Data entries:
• • • • • • •
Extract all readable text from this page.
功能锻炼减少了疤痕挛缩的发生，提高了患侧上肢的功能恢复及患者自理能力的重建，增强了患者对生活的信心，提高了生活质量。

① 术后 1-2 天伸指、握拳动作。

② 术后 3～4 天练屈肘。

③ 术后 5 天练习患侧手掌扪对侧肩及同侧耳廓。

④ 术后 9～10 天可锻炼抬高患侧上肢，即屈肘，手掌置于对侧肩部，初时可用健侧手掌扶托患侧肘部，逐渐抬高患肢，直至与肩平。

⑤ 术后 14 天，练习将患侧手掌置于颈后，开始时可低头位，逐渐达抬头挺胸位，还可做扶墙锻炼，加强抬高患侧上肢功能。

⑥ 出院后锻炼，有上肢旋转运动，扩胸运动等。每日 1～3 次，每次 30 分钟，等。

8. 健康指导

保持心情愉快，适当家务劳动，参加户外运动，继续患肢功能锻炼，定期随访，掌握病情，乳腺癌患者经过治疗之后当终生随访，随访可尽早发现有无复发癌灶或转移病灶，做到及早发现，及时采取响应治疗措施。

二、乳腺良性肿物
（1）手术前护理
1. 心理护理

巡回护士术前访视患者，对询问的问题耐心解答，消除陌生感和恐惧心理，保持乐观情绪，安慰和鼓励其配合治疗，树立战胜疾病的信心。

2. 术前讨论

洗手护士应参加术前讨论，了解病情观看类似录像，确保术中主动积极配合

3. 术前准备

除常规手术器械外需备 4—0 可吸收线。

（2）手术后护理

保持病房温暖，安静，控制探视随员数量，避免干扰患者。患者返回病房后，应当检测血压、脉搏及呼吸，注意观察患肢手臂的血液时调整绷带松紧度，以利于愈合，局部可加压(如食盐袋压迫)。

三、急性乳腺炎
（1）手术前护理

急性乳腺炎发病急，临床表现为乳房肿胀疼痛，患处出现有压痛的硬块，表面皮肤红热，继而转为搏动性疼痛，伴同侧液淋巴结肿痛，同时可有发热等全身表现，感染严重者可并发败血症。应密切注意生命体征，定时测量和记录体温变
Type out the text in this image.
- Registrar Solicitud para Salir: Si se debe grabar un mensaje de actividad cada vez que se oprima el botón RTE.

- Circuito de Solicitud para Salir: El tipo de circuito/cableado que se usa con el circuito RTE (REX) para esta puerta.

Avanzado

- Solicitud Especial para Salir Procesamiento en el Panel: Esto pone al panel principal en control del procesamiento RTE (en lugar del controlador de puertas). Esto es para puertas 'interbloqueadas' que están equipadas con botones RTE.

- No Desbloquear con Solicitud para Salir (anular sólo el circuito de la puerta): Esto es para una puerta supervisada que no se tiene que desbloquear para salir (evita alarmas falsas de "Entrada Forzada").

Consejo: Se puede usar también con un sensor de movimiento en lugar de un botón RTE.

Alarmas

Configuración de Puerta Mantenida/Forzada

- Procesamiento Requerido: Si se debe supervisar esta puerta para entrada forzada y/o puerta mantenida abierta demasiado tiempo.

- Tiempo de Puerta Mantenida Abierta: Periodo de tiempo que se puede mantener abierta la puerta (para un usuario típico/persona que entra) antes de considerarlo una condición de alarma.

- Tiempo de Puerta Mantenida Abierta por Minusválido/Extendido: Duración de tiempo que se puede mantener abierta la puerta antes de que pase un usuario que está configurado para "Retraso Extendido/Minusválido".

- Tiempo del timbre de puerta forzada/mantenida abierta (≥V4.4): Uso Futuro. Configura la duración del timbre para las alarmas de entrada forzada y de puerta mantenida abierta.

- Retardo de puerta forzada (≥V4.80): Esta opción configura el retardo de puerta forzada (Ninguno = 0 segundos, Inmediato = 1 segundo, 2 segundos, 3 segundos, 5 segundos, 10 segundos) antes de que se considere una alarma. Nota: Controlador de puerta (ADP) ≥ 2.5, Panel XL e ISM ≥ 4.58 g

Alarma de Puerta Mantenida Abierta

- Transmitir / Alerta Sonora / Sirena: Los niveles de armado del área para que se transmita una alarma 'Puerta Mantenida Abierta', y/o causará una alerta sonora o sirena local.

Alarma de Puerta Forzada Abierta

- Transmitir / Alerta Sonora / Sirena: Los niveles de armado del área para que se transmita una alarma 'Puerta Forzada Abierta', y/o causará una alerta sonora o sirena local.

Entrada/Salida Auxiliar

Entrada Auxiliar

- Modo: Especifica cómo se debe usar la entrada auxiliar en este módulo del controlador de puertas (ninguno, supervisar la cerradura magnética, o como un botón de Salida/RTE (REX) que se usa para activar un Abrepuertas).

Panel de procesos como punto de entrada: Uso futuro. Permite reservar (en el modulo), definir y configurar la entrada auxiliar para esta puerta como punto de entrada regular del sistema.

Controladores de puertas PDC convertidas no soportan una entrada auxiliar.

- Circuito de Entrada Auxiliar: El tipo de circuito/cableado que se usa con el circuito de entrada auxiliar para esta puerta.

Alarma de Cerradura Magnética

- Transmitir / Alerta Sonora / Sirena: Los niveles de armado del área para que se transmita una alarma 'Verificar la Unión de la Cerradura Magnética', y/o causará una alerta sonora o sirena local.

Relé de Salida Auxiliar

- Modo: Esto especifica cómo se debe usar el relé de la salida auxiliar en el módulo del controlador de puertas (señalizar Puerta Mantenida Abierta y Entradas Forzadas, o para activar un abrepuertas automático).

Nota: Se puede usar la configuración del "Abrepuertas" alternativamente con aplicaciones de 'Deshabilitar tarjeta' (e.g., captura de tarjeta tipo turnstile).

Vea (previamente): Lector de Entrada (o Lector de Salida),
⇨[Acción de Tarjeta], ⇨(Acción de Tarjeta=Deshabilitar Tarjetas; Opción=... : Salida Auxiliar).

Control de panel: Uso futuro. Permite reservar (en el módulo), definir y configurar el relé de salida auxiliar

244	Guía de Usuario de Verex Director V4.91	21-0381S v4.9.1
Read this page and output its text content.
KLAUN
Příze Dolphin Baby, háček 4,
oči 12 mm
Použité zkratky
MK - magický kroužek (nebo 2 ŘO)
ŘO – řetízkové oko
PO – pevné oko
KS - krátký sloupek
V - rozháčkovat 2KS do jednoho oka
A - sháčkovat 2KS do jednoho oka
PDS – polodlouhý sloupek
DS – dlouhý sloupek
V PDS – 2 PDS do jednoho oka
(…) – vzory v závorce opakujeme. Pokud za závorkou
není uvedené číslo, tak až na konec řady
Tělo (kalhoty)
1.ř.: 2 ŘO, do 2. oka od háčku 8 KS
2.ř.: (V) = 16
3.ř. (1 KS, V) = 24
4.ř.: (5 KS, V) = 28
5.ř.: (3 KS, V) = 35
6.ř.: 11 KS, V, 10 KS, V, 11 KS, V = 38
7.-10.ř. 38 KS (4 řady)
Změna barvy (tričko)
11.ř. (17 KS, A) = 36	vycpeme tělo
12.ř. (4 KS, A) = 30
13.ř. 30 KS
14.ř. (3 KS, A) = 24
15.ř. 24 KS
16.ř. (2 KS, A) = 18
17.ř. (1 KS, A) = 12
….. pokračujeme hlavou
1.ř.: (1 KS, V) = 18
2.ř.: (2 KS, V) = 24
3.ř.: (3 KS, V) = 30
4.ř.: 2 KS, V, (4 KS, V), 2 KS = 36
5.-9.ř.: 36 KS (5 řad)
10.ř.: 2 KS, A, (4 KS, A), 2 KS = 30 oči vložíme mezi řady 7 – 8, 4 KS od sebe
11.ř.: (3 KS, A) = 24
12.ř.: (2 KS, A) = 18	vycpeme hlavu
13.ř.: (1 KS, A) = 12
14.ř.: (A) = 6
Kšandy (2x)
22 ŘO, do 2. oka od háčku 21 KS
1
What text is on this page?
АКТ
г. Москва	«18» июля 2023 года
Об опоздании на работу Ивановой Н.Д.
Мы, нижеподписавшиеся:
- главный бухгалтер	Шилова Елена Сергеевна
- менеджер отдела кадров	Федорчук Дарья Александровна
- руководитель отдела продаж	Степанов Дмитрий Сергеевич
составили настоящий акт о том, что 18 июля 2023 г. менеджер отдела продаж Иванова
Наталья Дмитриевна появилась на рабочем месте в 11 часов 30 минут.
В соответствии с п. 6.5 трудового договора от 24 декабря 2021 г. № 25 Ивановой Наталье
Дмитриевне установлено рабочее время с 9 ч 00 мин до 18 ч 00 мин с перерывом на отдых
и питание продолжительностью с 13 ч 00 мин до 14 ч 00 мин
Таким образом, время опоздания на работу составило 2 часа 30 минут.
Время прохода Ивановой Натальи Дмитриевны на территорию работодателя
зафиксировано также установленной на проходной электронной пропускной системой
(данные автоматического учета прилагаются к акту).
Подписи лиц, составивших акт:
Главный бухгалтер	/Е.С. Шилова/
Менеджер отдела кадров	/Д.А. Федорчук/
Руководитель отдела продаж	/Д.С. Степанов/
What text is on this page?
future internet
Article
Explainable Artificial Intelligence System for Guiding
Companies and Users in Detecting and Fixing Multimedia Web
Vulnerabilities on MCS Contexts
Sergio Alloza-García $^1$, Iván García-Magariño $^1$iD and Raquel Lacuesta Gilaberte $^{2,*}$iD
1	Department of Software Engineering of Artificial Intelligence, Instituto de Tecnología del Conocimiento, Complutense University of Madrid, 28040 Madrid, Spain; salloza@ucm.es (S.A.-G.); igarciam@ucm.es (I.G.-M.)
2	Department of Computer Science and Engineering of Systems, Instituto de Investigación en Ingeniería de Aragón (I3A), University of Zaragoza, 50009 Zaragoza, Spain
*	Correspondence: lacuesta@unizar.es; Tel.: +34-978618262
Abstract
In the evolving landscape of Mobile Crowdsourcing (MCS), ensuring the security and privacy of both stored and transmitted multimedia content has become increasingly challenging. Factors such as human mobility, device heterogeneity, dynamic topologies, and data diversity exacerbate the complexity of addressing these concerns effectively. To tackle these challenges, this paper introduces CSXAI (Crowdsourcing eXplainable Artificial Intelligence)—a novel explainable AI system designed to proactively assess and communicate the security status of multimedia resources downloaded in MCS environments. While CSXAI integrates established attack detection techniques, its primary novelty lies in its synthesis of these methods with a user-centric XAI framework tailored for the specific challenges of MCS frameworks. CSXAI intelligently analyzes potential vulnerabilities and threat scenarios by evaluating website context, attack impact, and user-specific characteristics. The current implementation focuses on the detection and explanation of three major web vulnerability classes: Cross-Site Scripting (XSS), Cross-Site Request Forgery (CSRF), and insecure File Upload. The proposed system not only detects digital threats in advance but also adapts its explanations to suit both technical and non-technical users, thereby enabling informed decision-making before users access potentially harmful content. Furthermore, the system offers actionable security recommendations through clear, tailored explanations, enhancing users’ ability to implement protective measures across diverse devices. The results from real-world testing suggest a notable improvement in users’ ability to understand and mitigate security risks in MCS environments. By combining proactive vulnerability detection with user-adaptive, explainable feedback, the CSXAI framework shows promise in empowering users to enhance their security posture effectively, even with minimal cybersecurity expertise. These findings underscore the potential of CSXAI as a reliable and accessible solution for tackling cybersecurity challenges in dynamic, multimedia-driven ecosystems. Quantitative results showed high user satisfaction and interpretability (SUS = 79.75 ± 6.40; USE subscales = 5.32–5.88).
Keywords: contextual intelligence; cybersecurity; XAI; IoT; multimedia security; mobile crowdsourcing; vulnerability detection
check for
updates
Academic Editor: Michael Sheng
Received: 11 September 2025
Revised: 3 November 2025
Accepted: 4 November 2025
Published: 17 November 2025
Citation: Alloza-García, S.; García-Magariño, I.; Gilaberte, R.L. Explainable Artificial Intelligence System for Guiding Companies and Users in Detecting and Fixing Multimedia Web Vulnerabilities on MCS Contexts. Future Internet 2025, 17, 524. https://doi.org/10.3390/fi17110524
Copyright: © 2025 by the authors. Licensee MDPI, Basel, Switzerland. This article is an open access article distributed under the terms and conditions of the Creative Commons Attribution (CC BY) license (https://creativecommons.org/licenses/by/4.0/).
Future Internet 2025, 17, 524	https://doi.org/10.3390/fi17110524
• • • • • • •
SET PROBLEM:
Go through the entries above and copy every line containing "configurar".

EXPECTED OUTPUT:
Panel de procesos como punto de entrada: Uso futuro. Permite reservar (en el modulo), definir y configurar la entrada auxiliar para esta puerta como punto de entrada regular del sistema.
Control de panel: Uso futuro. Permite reservar (en el módulo), definir y configurar el relé de salida auxiliar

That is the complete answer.